Exercise prompt:
Present the data once more in exactly its original form.

(Stored data)

■ ■ ■ ■ ■ ■ ■

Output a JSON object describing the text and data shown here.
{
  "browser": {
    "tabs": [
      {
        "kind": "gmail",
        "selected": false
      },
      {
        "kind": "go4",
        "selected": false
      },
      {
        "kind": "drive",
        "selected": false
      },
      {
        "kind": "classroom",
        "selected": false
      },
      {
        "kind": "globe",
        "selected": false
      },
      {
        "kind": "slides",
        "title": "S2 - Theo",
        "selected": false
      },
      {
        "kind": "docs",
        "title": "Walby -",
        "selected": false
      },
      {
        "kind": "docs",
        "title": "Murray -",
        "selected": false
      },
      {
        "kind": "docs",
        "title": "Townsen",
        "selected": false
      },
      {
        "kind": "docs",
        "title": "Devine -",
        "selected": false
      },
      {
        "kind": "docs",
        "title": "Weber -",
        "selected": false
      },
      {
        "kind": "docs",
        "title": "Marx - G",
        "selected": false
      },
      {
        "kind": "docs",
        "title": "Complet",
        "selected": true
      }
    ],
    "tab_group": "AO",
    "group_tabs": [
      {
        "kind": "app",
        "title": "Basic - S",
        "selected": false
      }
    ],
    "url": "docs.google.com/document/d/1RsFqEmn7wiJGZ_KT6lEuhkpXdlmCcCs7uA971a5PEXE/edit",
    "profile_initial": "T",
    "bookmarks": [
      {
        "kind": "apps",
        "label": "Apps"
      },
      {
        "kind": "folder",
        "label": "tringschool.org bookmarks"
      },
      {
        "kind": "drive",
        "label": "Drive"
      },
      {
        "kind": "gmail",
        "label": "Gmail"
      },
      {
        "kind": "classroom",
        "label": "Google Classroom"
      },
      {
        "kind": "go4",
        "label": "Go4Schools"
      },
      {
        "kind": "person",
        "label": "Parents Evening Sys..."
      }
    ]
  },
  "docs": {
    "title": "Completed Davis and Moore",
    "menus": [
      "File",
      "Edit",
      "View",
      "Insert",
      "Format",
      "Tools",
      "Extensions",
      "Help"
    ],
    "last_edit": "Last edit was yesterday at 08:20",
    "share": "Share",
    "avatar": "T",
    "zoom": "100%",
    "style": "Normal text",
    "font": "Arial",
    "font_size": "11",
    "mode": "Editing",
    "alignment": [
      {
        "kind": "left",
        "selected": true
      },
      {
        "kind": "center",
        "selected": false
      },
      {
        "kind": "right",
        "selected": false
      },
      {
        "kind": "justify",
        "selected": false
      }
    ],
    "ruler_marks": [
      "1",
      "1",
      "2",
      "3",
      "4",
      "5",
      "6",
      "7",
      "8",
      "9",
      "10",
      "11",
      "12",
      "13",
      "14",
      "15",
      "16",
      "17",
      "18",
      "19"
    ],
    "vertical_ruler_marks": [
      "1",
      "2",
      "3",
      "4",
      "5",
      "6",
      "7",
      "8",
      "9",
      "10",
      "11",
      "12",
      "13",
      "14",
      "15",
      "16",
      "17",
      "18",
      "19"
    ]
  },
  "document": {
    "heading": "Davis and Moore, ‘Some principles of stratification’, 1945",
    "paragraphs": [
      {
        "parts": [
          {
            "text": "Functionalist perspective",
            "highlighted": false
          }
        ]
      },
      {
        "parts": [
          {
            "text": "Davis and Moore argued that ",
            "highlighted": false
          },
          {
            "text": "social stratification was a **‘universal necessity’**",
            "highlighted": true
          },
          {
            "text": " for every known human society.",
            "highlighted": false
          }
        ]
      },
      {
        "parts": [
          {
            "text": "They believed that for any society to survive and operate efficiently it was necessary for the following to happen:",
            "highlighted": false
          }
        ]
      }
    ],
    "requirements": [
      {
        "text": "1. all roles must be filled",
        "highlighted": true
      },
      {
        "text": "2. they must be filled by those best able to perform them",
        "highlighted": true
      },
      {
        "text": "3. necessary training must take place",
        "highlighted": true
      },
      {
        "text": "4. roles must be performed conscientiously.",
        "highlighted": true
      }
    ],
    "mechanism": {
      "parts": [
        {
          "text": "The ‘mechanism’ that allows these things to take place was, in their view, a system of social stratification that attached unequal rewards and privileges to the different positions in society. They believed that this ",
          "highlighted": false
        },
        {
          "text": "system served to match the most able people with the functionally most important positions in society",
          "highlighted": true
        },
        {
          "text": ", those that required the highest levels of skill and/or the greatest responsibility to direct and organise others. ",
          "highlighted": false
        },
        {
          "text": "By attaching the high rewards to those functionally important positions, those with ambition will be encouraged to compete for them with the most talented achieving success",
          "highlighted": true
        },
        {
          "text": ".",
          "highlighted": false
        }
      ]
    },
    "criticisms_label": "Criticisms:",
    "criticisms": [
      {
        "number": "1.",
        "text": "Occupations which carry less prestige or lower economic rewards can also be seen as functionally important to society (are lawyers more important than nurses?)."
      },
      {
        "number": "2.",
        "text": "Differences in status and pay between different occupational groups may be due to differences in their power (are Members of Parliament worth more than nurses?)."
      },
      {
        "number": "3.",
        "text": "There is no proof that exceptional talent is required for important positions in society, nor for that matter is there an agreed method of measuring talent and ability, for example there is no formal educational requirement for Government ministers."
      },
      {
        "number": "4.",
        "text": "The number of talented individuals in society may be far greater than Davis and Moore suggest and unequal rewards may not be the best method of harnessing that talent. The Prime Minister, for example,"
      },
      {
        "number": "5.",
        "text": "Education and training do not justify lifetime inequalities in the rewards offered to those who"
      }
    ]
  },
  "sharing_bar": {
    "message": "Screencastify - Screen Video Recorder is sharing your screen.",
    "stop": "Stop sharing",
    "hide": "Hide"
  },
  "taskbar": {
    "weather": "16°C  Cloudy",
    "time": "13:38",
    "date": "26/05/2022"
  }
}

■ ■ ■ ■ ■ ■ ■

Solution to this exercise:
Output a JSON object describing the text and data shown here.
{
  "browser": {
    "tabs": [
      {
        "kind": "gmail",
        "selected": false
      },
      {
        "kind": "go4",
        "selected": false
      },
      {
        "kind": "drive",
        "selected": false
      },
      {
        "kind": "classroom",
        "selected": false
      },
      {
        "kind": "globe",
        "selected": false
      },
      {
        "kind": "slides",
        "title": "S2 - Theo",
        "selected": false
      },
      {
        "kind": "docs",
        "title": "Walby -",
        "selected": false
      },
      {
        "kind": "docs",
        "title": "Murray -",
        "selected": false
      },
      {
        "kind": "docs",
        "title": "Townsen",
        "selected": false
      },
      {
        "kind": "docs",
        "title": "Devine -",
        "selected": false
      },
      {
        "kind": "docs",
        "title": "Weber -",
        "selected": false
      },
      {
        "kind": "docs",
        "title": "Marx - G",
        "selected": false
      },
      {
        "kind": "docs",
        "title": "Complet",
        "selected": true
      }
    ],
    "tab_group": "AO",
    "group_tabs": [
      {
        "kind": "app",
        "title": "Basic - S",
        "selected": false
      }
    ],
    "url": "docs.google.com/document/d/1RsFqEmn7wiJGZ_KT6lEuhkpXdlmCcCs7uA971a5PEXE/edit",
    "profile_initial": "T",
    "bookmarks": [
      {
        "kind": "apps",
        "label": "Apps"
      },
      {
        "kind": "folder",
        "label": "tringschool.org bookmarks"
      },
      {
        "kind": "drive",
        "label": "Drive"
      },
      {
        "kind": "gmail",
        "label": "Gmail"
      },
      {
        "kind": "classroom",
        "label": "Google Classroom"
      },
      {
        "kind": "go4",
        "label": "Go4Schools"
      },
      {
        "kind": "person",
        "label": "Parents Evening Sys..."
      }
    ]
  },
  "docs": {
    "title": "Completed Davis and Moore",
    "menus": [
      "File",
      "Edit",
      "View",
      "Insert",
      "Format",
      "Tools",
      "Extensions",
      "Help"
    ],
    "last_edit": "Last edit was yesterday at 08:20",
    "share": "Share",
    "avatar": "T",
    "zoom": "100%",
    "style": "Normal text",
    "font": "Arial",
    "font_size": "11",
    "mode": "Editing",
    "alignment": [
      {
        "kind": "left",
        "selected": true
      },
      {
        "kind": "center",
        "selected": false
      },
      {
        "kind": "right",
        "selected": false
      },
      {
        "kind": "justify",
        "selected": false
      }
    ],
    "ruler_marks": [
      "1",
      "1",
      "2",
      "3",
      "4",
      "5",
      "6",
      "7",
      "8",
      "9",
      "10",
      "11",
      "12",
      "13",
      "14",
      "15",
      "16",
      "17",
      "18",
      "19"
    ],
    "vertical_ruler_marks": [
      "1",
      "2",
      "3",
      "4",
      "5",
      "6",
      "7",
      "8",
      "9",
      "10",
      "11",
      "12",
      "13",
      "14",
      "15",
      "16",
      "17",
      "18",
      "19"
    ]
  },
  "document": {
    "heading": "Davis and Moore, ‘Some principles of stratification’, 1945",
    "paragraphs": [
      {
        "parts": [
          {
            "text": "Functionalist perspective",
            "highlighted": false
          }
        ]
      },
      {
        "parts": [
          {
            "text": "Davis and Moore argued that ",
            "highlighted": false
          },
          {
            "text": "social stratification was a **‘universal necessity’**",
            "highlighted": true
          },
          {
            "text": " for every known human society.",
            "highlighted": false
          }
        ]
      },
      {
        "parts": [
          {
            "text": "They believed that for any society to survive and operate efficiently it was necessary for the following to happen:",
            "highlighted": false
          }
        ]
      }
    ],
    "requirements": [
      {
        "text": "1. all roles must be filled",
        "highlighted": true
      },
      {
        "text": "2. they must be filled by those best able to perform them",
        "highlighted": true
      },
      {
        "text": "3. necessary training must take place",
        "highlighted": true
      },
      {
        "text": "4. roles must be performed conscientiously.",
        "highlighted": true
      }
    ],
    "mechanism": {
      "parts": [
        {
          "text": "The ‘mechanism’ that allows these things to take place was, in their view, a system of social stratification that attached unequal rewards and privileges to the different positions in society. They believed that this ",
          "highlighted": false
        },
        {
          "text": "system served to match the most able people with the functionally most important positions in society",
          "highlighted": true
        },
        {
          "text": ", those that required the highest levels of skill and/or the greatest responsibility to direct and organise others. ",
          "highlighted": false
        },
        {
          "text": "By attaching the high rewards to those functionally important positions, those with ambition will be encouraged to compete for them with the most talented achieving success",
          "highlighted": true
        },
        {
          "text": ".",
          "highlighted": false
        }
      ]
    },
    "criticisms_label": "Criticisms:",
    "criticisms": [
      {
        "number": "1.",
        "text": "Occupations which carry less prestige or lower economic rewards can also be seen as functionally important to society (are lawyers more important than nurses?)."
      },
      {
        "number": "2.",
        "text": "Differences in status and pay between different occupational groups may be due to differences in their power (are Members of Parliament worth more than nurses?)."
      },
      {
        "number": "3.",
        "text": "There is no proof that exceptional talent is required for important positions in society, nor for that matter is there an agreed method of measuring talent and ability, for example there is no formal educational requirement for Government ministers."
      },
      {
        "number": "4.",
        "text": "The number of talented individuals in society may be far greater than Davis and Moore suggest and unequal rewards may not be the best method of harnessing that talent. The Prime Minister, for example,"
      },
      {
        "number": "5.",
        "text": "Education and training do not justify lifetime inequalities in the rewards offered to those who"
      }
    ]
  },
  "sharing_bar": {
    "message": "Screencastify - Screen Video Recorder is sharing your screen.",
    "stop": "Stop sharing",
    "hide": "Hide"
  },
  "taskbar": {
    "weather": "16°C  Cloudy",
    "time": "13:38",
    "date": "26/05/2022"
  }
}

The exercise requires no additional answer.